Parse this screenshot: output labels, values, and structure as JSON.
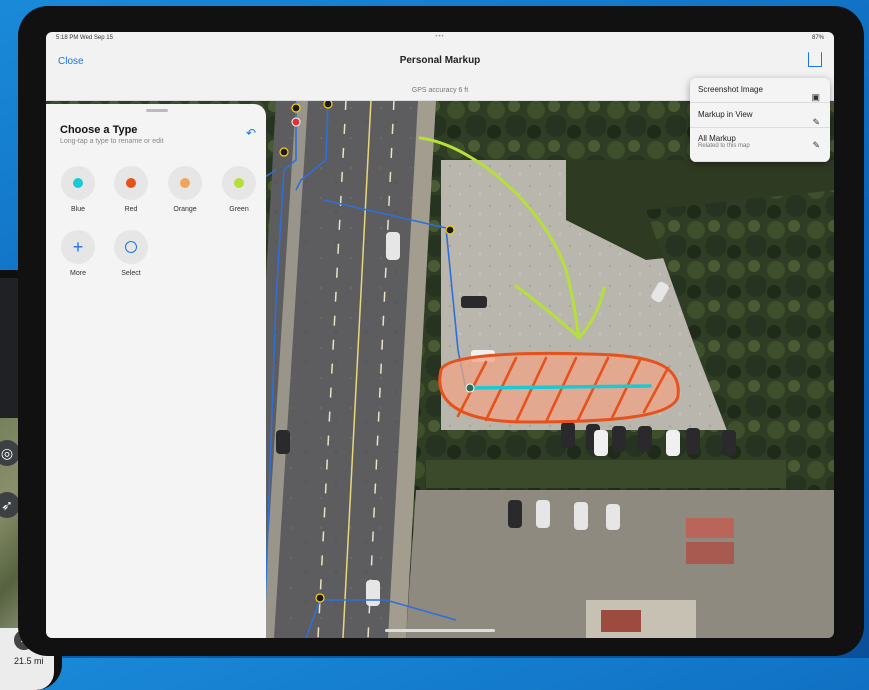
{
  "phone": {
    "distance": "21.5 mi"
  },
  "status": {
    "time": "5:18 PM   Wed Sep 15",
    "dots": "•••",
    "battery": "87%"
  },
  "nav": {
    "close_label": "Close",
    "title": "Personal Markup"
  },
  "gps": {
    "label": "GPS accuracy 6 ft"
  },
  "panel": {
    "title": "Choose a Type",
    "subtitle": "Long-tap a type to rename or edit",
    "types": [
      {
        "label": "Blue",
        "color": "#19c9d6"
      },
      {
        "label": "Red",
        "color": "#e6511c"
      },
      {
        "label": "Orange",
        "color": "#f2a45a"
      },
      {
        "label": "Green",
        "color": "#b6e039"
      }
    ],
    "more_label": "More",
    "select_label": "Select"
  },
  "menu": {
    "items": [
      {
        "label": "Screenshot Image",
        "icon": "image-icon"
      },
      {
        "label": "Markup in View",
        "icon": "pencil-icon"
      },
      {
        "label": "All Markup",
        "sublabel": "Related to this map",
        "icon": "pencil-icon"
      }
    ]
  },
  "colors": {
    "accent": "#1a73e8",
    "markup_green": "#b6e039",
    "markup_red": "#e6511c",
    "markup_blue": "#19c9d6"
  }
}
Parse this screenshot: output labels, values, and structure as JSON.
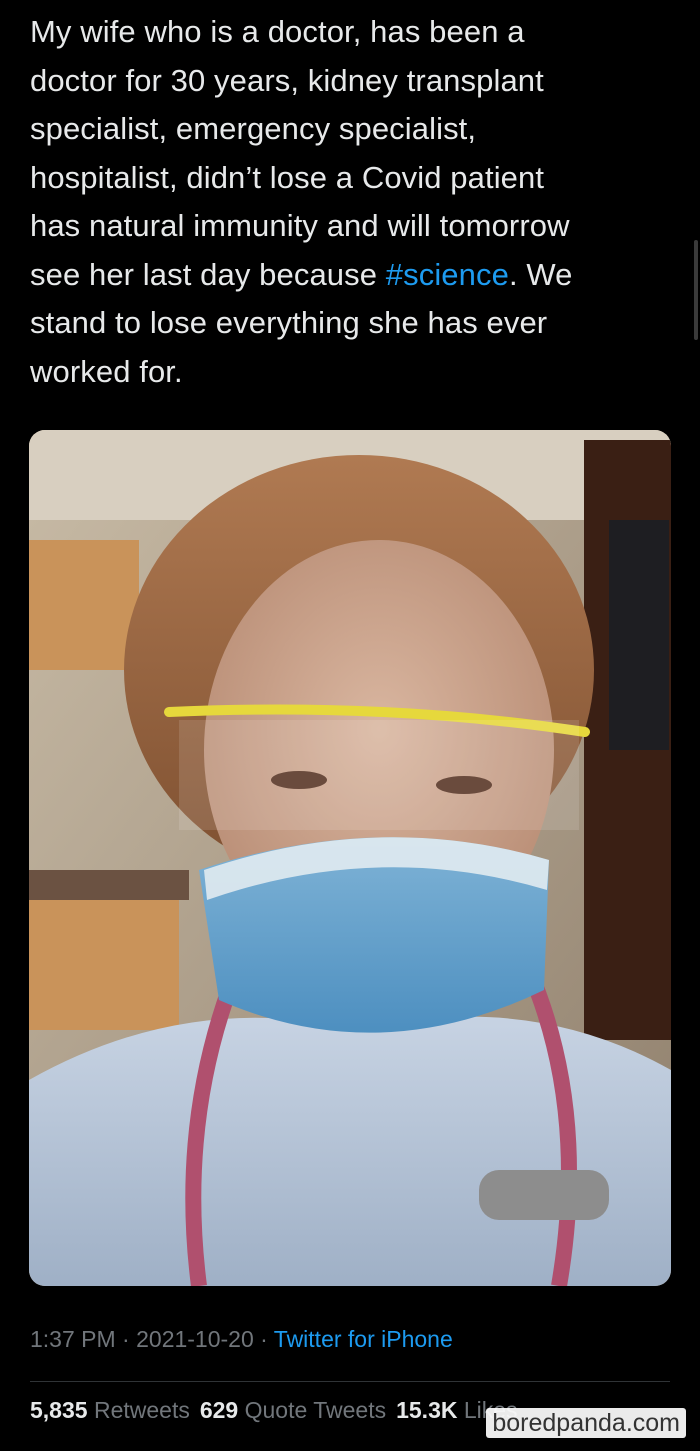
{
  "tweet": {
    "text_lines": [
      "My wife who is a doctor, has been a",
      "doctor for 30 years, kidney transplant",
      "specialist, emergency specialist,",
      "hospitalist, didn’t lose a Covid patient",
      "has natural immunity and will tomorrow"
    ],
    "line6_before": "see her last day because ",
    "hashtag": "#science",
    "line6_after": ". We",
    "line7": "stand to lose everything she has ever",
    "line8": "worked for."
  },
  "meta": {
    "time": "1:37 PM",
    "separator": " · ",
    "date": "2021-10-20",
    "source": "Twitter for iPhone"
  },
  "stats": {
    "retweets_count": "5,835",
    "retweets_label": "Retweets",
    "quotes_count": "629",
    "quotes_label": "Quote Tweets",
    "likes_count": "15.3K",
    "likes_label": "Likes"
  },
  "watermark": "boredpanda.com",
  "colors": {
    "background": "#000000",
    "text": "#e7e9ea",
    "muted": "#71767b",
    "accent": "#1d9bf0"
  }
}
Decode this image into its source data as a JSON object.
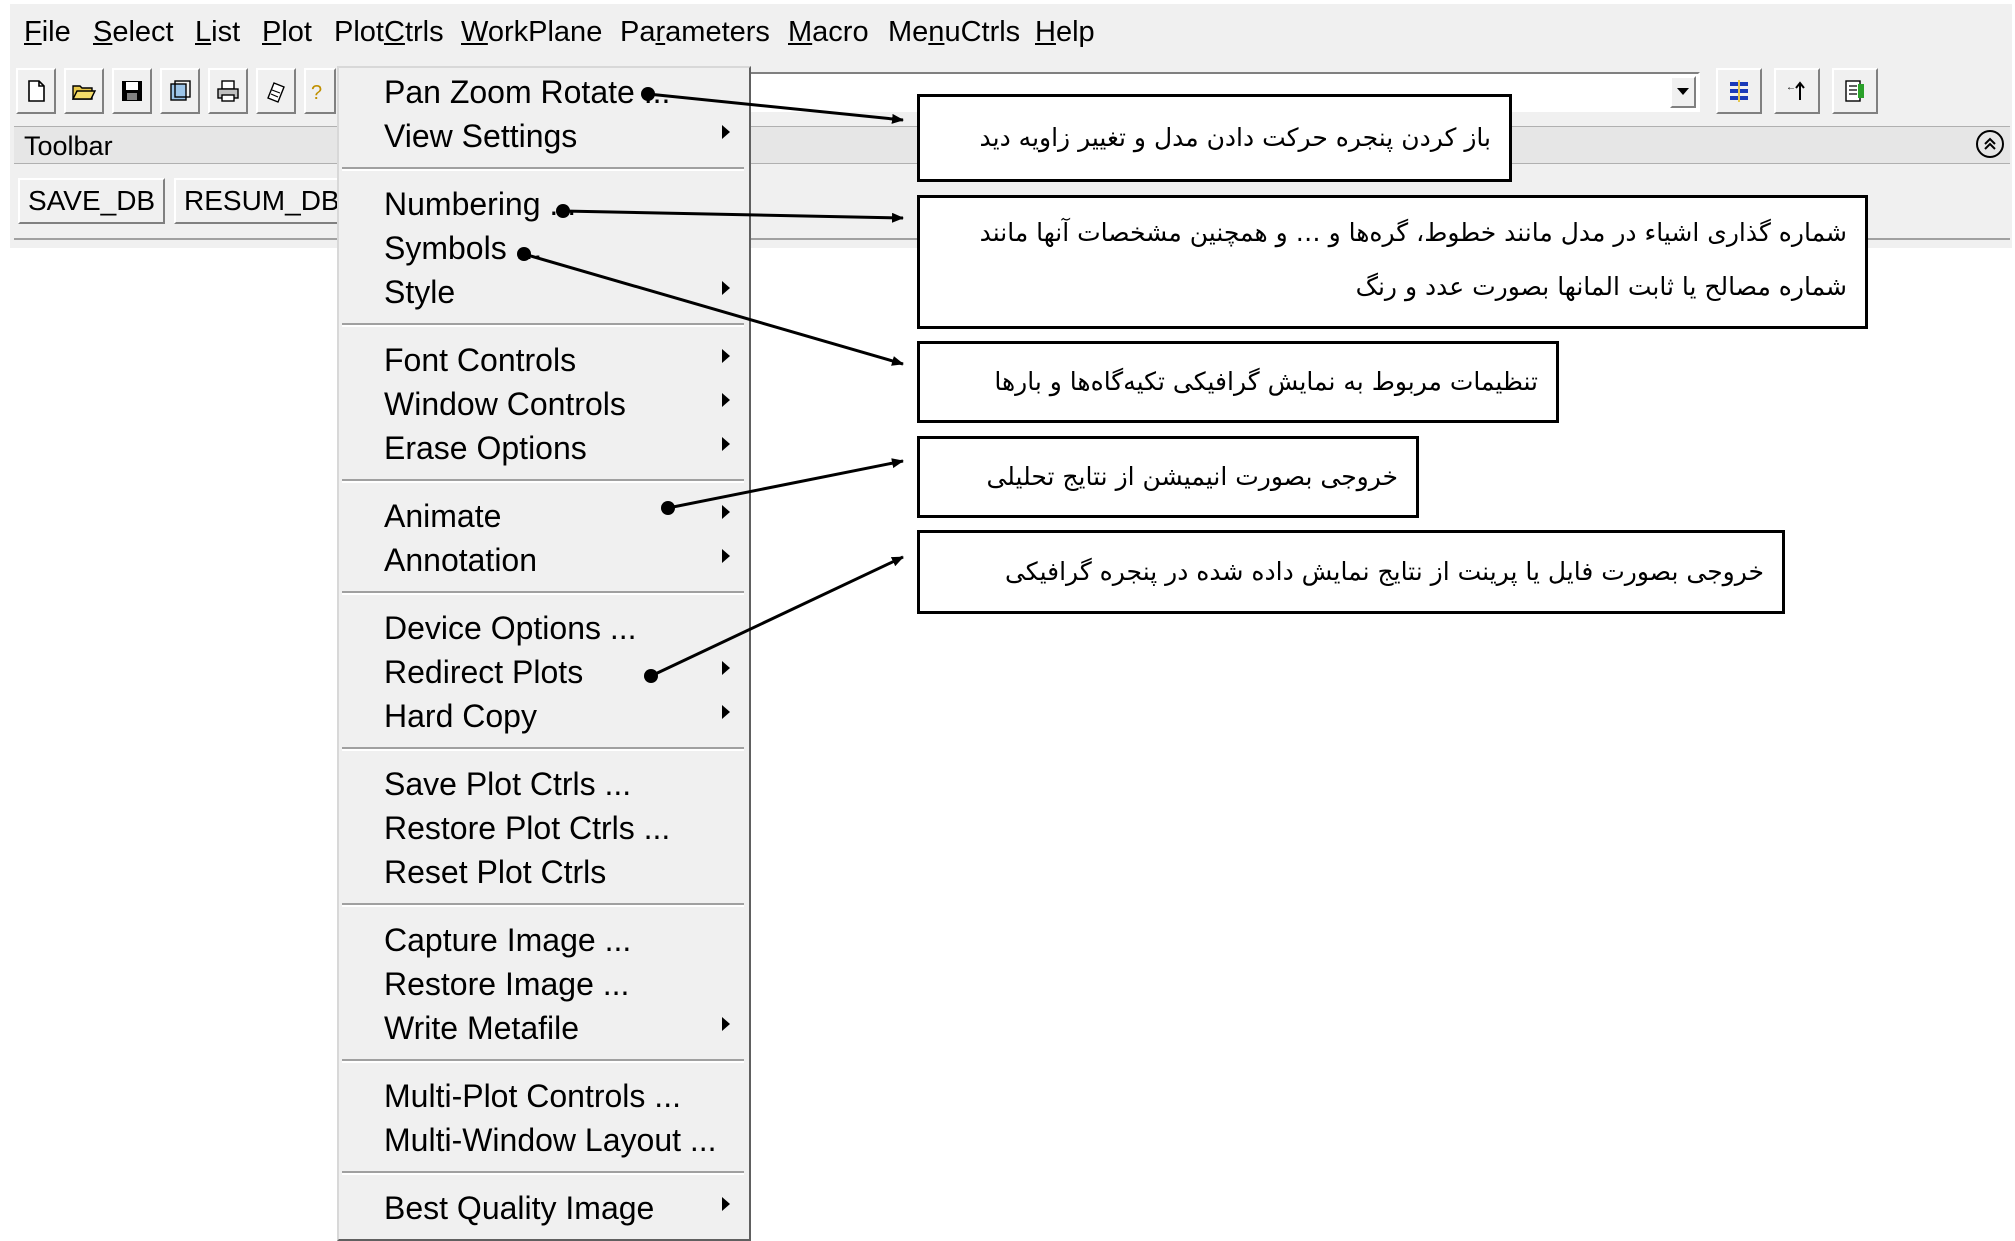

***

## EXERCISE INSTRUCTIONS
Copy the material above exactly and drop the pictures.

## THE RESPONSE
Parse this screenshot: output labels, values, and structure as JSON.
{
  "phone": {
    "distance": "21.5 mi"
  },
  "status": {
    "time": "5:18 PM   Wed Sep 15",
    "dots": "•••",
    "battery": "87%"
  },
  "nav": {
    "close_label": "Close",
    "title": "Personal Markup"
  },
  "gps": {
    "label": "GPS accuracy 6 ft"
  },
  "panel": {
    "title": "Choose a Type",
    "subtitle": "Long-tap a type to rename or edit",
    "types": [
      {
        "label": "Blue",
        "color": "#19c9d6"
      },
      {
        "label": "Red",
        "color": "#e6511c"
      },
      {
        "label": "Orange",
        "color": "#f2a45a"
      },
      {
        "label": "Green",
        "color": "#b6e039"
      }
    ],
    "more_label": "More",
    "select_label": "Select"
  },
  "menu": {
    "items": [
      {
        "label": "Screenshot Image",
        "icon": "image-icon"
      },
      {
        "label": "Markup in View",
        "icon": "pencil-icon"
      },
      {
        "label": "All Markup",
        "sublabel": "Related to this map",
        "icon": "pencil-icon"
      }
    ]
  },
  "colors": {
    "accent": "#1a73e8",
    "markup_green": "#b6e039",
    "markup_red": "#e6511c",
    "markup_blue": "#19c9d6"
  }
}
Parse this screenshot: output labels, values, and structure as JSON.
{
  "tweet": {
    "text_lines": [
      "My wife who is a doctor, has been a",
      "doctor for 30 years, kidney transplant",
      "specialist, emergency specialist,",
      "hospitalist, didn’t lose a Covid patient",
      "has natural immunity and will tomorrow"
    ],
    "line6_before": "see her last day because ",
    "hashtag": "#science",
    "line6_after": ". We",
    "line7": "stand to lose everything she has ever",
    "line8": "worked for."
  },
  "meta": {
    "time": "1:37 PM",
    "separator": " · ",
    "date": "2021-10-20",
    "source": "Twitter for iPhone"
  },
  "stats": {
    "retweets_count": "5,835",
    "retweets_label": "Retweets",
    "quotes_count": "629",
    "quotes_label": "Quote Tweets",
    "likes_count": "15.3K",
    "likes_label": "Likes"
  },
  "watermark": "boredpanda.com",
  "colors": {
    "background": "#000000",
    "text": "#e7e9ea",
    "muted": "#71767b",
    "accent": "#1d9bf0"
  }
}
Decode this image into its source data as a JSON object.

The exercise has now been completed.